**** Data to use
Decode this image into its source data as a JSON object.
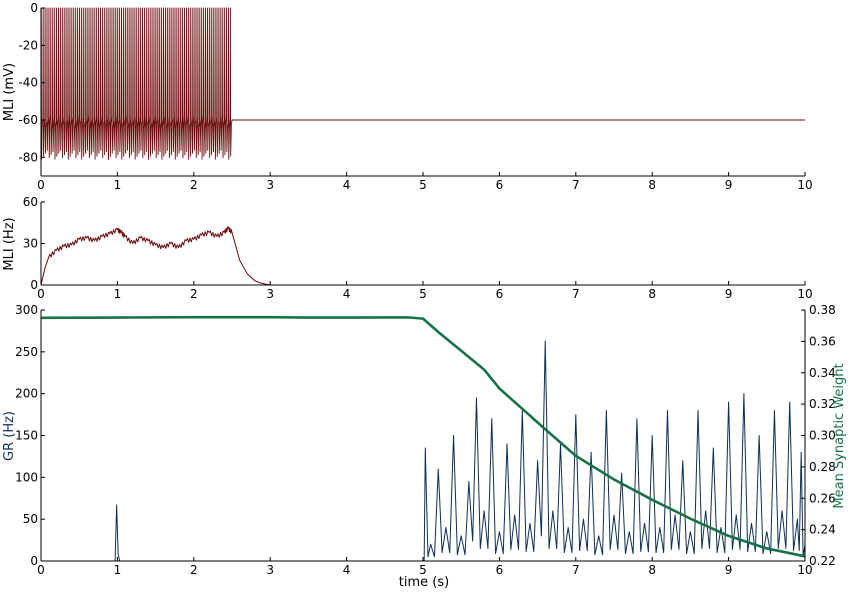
{
  "chart_data": [
    {
      "type": "line",
      "ylabel": "MLI (mV)",
      "xlim": [
        0,
        10
      ],
      "ylim": [
        -90,
        0
      ],
      "x_ticks": [
        0,
        1,
        2,
        3,
        4,
        5,
        6,
        7,
        8,
        9,
        10
      ],
      "y_ticks": [
        0,
        -20,
        -40,
        -60,
        -80
      ],
      "grid": false,
      "series": [
        {
          "color": "#6b0d0d",
          "description_of_trace": "spiking",
          "spike_peak": 0,
          "spike_trough": -81,
          "spiking_start": 0.0,
          "spiking_end": 2.5,
          "spike_count": 100,
          "resting_value": -60,
          "points": [
            [
              0,
              -60
            ],
            [
              2.5,
              -60
            ],
            [
              10,
              -60
            ]
          ]
        }
      ]
    },
    {
      "type": "line",
      "ylabel": "MLI (Hz)",
      "xlim": [
        0,
        10
      ],
      "ylim": [
        0,
        60
      ],
      "x_ticks": [
        0,
        1,
        2,
        3,
        4,
        5,
        6,
        7,
        8,
        9,
        10
      ],
      "y_ticks": [
        0,
        30,
        60
      ],
      "grid": false,
      "series": [
        {
          "color": "#6b0d0d",
          "points": [
            [
              0,
              0
            ],
            [
              0.05,
              12
            ],
            [
              0.1,
              20
            ],
            [
              0.2,
              25
            ],
            [
              0.3,
              28
            ],
            [
              0.4,
              29
            ],
            [
              0.5,
              33
            ],
            [
              0.6,
              34
            ],
            [
              0.7,
              32
            ],
            [
              0.8,
              35
            ],
            [
              0.9,
              37
            ],
            [
              1.0,
              40
            ],
            [
              1.05,
              38
            ],
            [
              1.1,
              35
            ],
            [
              1.2,
              30
            ],
            [
              1.3,
              34
            ],
            [
              1.4,
              32
            ],
            [
              1.5,
              29
            ],
            [
              1.6,
              27
            ],
            [
              1.7,
              30
            ],
            [
              1.8,
              27
            ],
            [
              1.9,
              32
            ],
            [
              2.0,
              33
            ],
            [
              2.1,
              36
            ],
            [
              2.2,
              38
            ],
            [
              2.3,
              35
            ],
            [
              2.4,
              38
            ],
            [
              2.45,
              41
            ],
            [
              2.5,
              38
            ],
            [
              2.55,
              28
            ],
            [
              2.6,
              18
            ],
            [
              2.7,
              8
            ],
            [
              2.8,
              3
            ],
            [
              2.9,
              1
            ],
            [
              3.0,
              0
            ],
            [
              10,
              0
            ]
          ]
        }
      ]
    },
    {
      "type": "line",
      "xlabel": "time (s)",
      "ylabel": "GR (Hz)",
      "ylabel_right": "Mean Synaptic Weight",
      "xlim": [
        0,
        10
      ],
      "ylim": [
        0,
        300
      ],
      "ylim_right": [
        0.22,
        0.38
      ],
      "x_ticks": [
        0,
        1,
        2,
        3,
        4,
        5,
        6,
        7,
        8,
        9,
        10
      ],
      "y_ticks": [
        0,
        50,
        100,
        150,
        200,
        250,
        300
      ],
      "y_ticks_right": [
        0.22,
        0.24,
        0.26,
        0.28,
        0.3,
        0.32,
        0.34,
        0.36,
        0.38
      ],
      "grid": false,
      "series": [
        {
          "color": "#0e2f55",
          "axis": "left",
          "points": [
            [
              0,
              0
            ],
            [
              0.97,
              0
            ],
            [
              0.99,
              67
            ],
            [
              1.01,
              8
            ],
            [
              1.03,
              0
            ],
            [
              5.0,
              0
            ],
            [
              5.03,
              135
            ],
            [
              5.1,
              20
            ],
            [
              5.2,
              110
            ],
            [
              5.3,
              40
            ],
            [
              5.4,
              150
            ],
            [
              5.5,
              30
            ],
            [
              5.6,
              95
            ],
            [
              5.7,
              195
            ],
            [
              5.8,
              60
            ],
            [
              5.9,
              170
            ],
            [
              6.0,
              35
            ],
            [
              6.1,
              140
            ],
            [
              6.2,
              55
            ],
            [
              6.3,
              180
            ],
            [
              6.4,
              45
            ],
            [
              6.5,
              120
            ],
            [
              6.6,
              263
            ],
            [
              6.7,
              60
            ],
            [
              6.8,
              140
            ],
            [
              6.9,
              40
            ],
            [
              7.0,
              175
            ],
            [
              7.1,
              50
            ],
            [
              7.2,
              130
            ],
            [
              7.3,
              30
            ],
            [
              7.4,
              180
            ],
            [
              7.5,
              55
            ],
            [
              7.6,
              105
            ],
            [
              7.7,
              35
            ],
            [
              7.8,
              170
            ],
            [
              7.9,
              45
            ],
            [
              8.0,
              150
            ],
            [
              8.1,
              40
            ],
            [
              8.2,
              180
            ],
            [
              8.3,
              55
            ],
            [
              8.4,
              120
            ],
            [
              8.5,
              35
            ],
            [
              8.6,
              180
            ],
            [
              8.7,
              60
            ],
            [
              8.8,
              135
            ],
            [
              8.9,
              40
            ],
            [
              9.0,
              190
            ],
            [
              9.1,
              55
            ],
            [
              9.2,
              200
            ],
            [
              9.3,
              45
            ],
            [
              9.4,
              150
            ],
            [
              9.5,
              35
            ],
            [
              9.6,
              180
            ],
            [
              9.7,
              60
            ],
            [
              9.8,
              190
            ],
            [
              9.9,
              50
            ],
            [
              9.95,
              130
            ],
            [
              10.0,
              20
            ]
          ]
        },
        {
          "color": "#177245",
          "axis": "right",
          "points": [
            [
              0,
              0.375
            ],
            [
              1,
              0.3752
            ],
            [
              2,
              0.3754
            ],
            [
              3,
              0.3754
            ],
            [
              3.5,
              0.3752
            ],
            [
              4,
              0.3752
            ],
            [
              4.8,
              0.3753
            ],
            [
              5.0,
              0.3745
            ],
            [
              5.2,
              0.366
            ],
            [
              5.5,
              0.354
            ],
            [
              5.8,
              0.342
            ],
            [
              6.0,
              0.33
            ],
            [
              6.3,
              0.317
            ],
            [
              6.6,
              0.304
            ],
            [
              7.0,
              0.287
            ],
            [
              7.5,
              0.272
            ],
            [
              8.0,
              0.259
            ],
            [
              8.5,
              0.247
            ],
            [
              9.0,
              0.236
            ],
            [
              9.5,
              0.228
            ],
            [
              10.0,
              0.223
            ]
          ]
        }
      ]
    }
  ]
}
********
Using the material above, return every line exactly as it appears, minus the pictures.

Decode this image into its source data as a JSON object.
{
  "chart_data": [
    {
      "type": "line",
      "ylabel": "MLI (mV)",
      "xlim": [
        0,
        10
      ],
      "ylim": [
        -90,
        0
      ],
      "x_ticks": [
        0,
        1,
        2,
        3,
        4,
        5,
        6,
        7,
        8,
        9,
        10
      ],
      "y_ticks": [
        0,
        -20,
        -40,
        -60,
        -80
      ],
      "grid": false,
      "series": [
        {
          "color": "#6b0d0d",
          "description_of_trace": "spiking",
          "spike_peak": 0,
          "spike_trough": -81,
          "spiking_start": 0.0,
          "spiking_end": 2.5,
          "spike_count": 100,
          "resting_value": -60,
          "points": [
            [
              0,
              -60
            ],
            [
              2.5,
              -60
            ],
            [
              10,
              -60
            ]
          ]
        }
      ]
    },
    {
      "type": "line",
      "ylabel": "MLI (Hz)",
      "xlim": [
        0,
        10
      ],
      "ylim": [
        0,
        60
      ],
      "x_ticks": [
        0,
        1,
        2,
        3,
        4,
        5,
        6,
        7,
        8,
        9,
        10
      ],
      "y_ticks": [
        0,
        30,
        60
      ],
      "grid": false,
      "series": [
        {
          "color": "#6b0d0d",
          "points": [
            [
              0,
              0
            ],
            [
              0.05,
              12
            ],
            [
              0.1,
              20
            ],
            [
              0.2,
              25
            ],
            [
              0.3,
              28
            ],
            [
              0.4,
              29
            ],
            [
              0.5,
              33
            ],
            [
              0.6,
              34
            ],
            [
              0.7,
              32
            ],
            [
              0.8,
              35
            ],
            [
              0.9,
              37
            ],
            [
              1.0,
              40
            ],
            [
              1.05,
              38
            ],
            [
              1.1,
              35
            ],
            [
              1.2,
              30
            ],
            [
              1.3,
              34
            ],
            [
              1.4,
              32
            ],
            [
              1.5,
              29
            ],
            [
              1.6,
              27
            ],
            [
              1.7,
              30
            ],
            [
              1.8,
              27
            ],
            [
              1.9,
              32
            ],
            [
              2.0,
              33
            ],
            [
              2.1,
              36
            ],
            [
              2.2,
              38
            ],
            [
              2.3,
              35
            ],
            [
              2.4,
              38
            ],
            [
              2.45,
              41
            ],
            [
              2.5,
              38
            ],
            [
              2.55,
              28
            ],
            [
              2.6,
              18
            ],
            [
              2.7,
              8
            ],
            [
              2.8,
              3
            ],
            [
              2.9,
              1
            ],
            [
              3.0,
              0
            ],
            [
              10,
              0
            ]
          ]
        }
      ]
    },
    {
      "type": "line",
      "xlabel": "time (s)",
      "ylabel": "GR (Hz)",
      "ylabel_right": "Mean Synaptic Weight",
      "xlim": [
        0,
        10
      ],
      "ylim": [
        0,
        300
      ],
      "ylim_right": [
        0.22,
        0.38
      ],
      "x_ticks": [
        0,
        1,
        2,
        3,
        4,
        5,
        6,
        7,
        8,
        9,
        10
      ],
      "y_ticks": [
        0,
        50,
        100,
        150,
        200,
        250,
        300
      ],
      "y_ticks_right": [
        0.22,
        0.24,
        0.26,
        0.28,
        0.3,
        0.32,
        0.34,
        0.36,
        0.38
      ],
      "grid": false,
      "series": [
        {
          "color": "#0e2f55",
          "axis": "left",
          "points": [
            [
              0,
              0
            ],
            [
              0.97,
              0
            ],
            [
              0.99,
              67
            ],
            [
              1.01,
              8
            ],
            [
              1.03,
              0
            ],
            [
              5.0,
              0
            ],
            [
              5.03,
              135
            ],
            [
              5.1,
              20
            ],
            [
              5.2,
              110
            ],
            [
              5.3,
              40
            ],
            [
              5.4,
              150
            ],
            [
              5.5,
              30
            ],
            [
              5.6,
              95
            ],
            [
              5.7,
              195
            ],
            [
              5.8,
              60
            ],
            [
              5.9,
              170
            ],
            [
              6.0,
              35
            ],
            [
              6.1,
              140
            ],
            [
              6.2,
              55
            ],
            [
              6.3,
              180
            ],
            [
              6.4,
              45
            ],
            [
              6.5,
              120
            ],
            [
              6.6,
              263
            ],
            [
              6.7,
              60
            ],
            [
              6.8,
              140
            ],
            [
              6.9,
              40
            ],
            [
              7.0,
              175
            ],
            [
              7.1,
              50
            ],
            [
              7.2,
              130
            ],
            [
              7.3,
              30
            ],
            [
              7.4,
              180
            ],
            [
              7.5,
              55
            ],
            [
              7.6,
              105
            ],
            [
              7.7,
              35
            ],
            [
              7.8,
              170
            ],
            [
              7.9,
              45
            ],
            [
              8.0,
              150
            ],
            [
              8.1,
              40
            ],
            [
              8.2,
              180
            ],
            [
              8.3,
              55
            ],
            [
              8.4,
              120
            ],
            [
              8.5,
              35
            ],
            [
              8.6,
              180
            ],
            [
              8.7,
              60
            ],
            [
              8.8,
              135
            ],
            [
              8.9,
              40
            ],
            [
              9.0,
              190
            ],
            [
              9.1,
              55
            ],
            [
              9.2,
              200
            ],
            [
              9.3,
              45
            ],
            [
              9.4,
              150
            ],
            [
              9.5,
              35
            ],
            [
              9.6,
              180
            ],
            [
              9.7,
              60
            ],
            [
              9.8,
              190
            ],
            [
              9.9,
              50
            ],
            [
              9.95,
              130
            ],
            [
              10.0,
              20
            ]
          ]
        },
        {
          "color": "#177245",
          "axis": "right",
          "points": [
            [
              0,
              0.375
            ],
            [
              1,
              0.3752
            ],
            [
              2,
              0.3754
            ],
            [
              3,
              0.3754
            ],
            [
              3.5,
              0.3752
            ],
            [
              4,
              0.3752
            ],
            [
              4.8,
              0.3753
            ],
            [
              5.0,
              0.3745
            ],
            [
              5.2,
              0.366
            ],
            [
              5.5,
              0.354
            ],
            [
              5.8,
              0.342
            ],
            [
              6.0,
              0.33
            ],
            [
              6.3,
              0.317
            ],
            [
              6.6,
              0.304
            ],
            [
              7.0,
              0.287
            ],
            [
              7.5,
              0.272
            ],
            [
              8.0,
              0.259
            ],
            [
              8.5,
              0.247
            ],
            [
              9.0,
              0.236
            ],
            [
              9.5,
              0.228
            ],
            [
              10.0,
              0.223
            ]
          ]
        }
      ]
    }
  ]
}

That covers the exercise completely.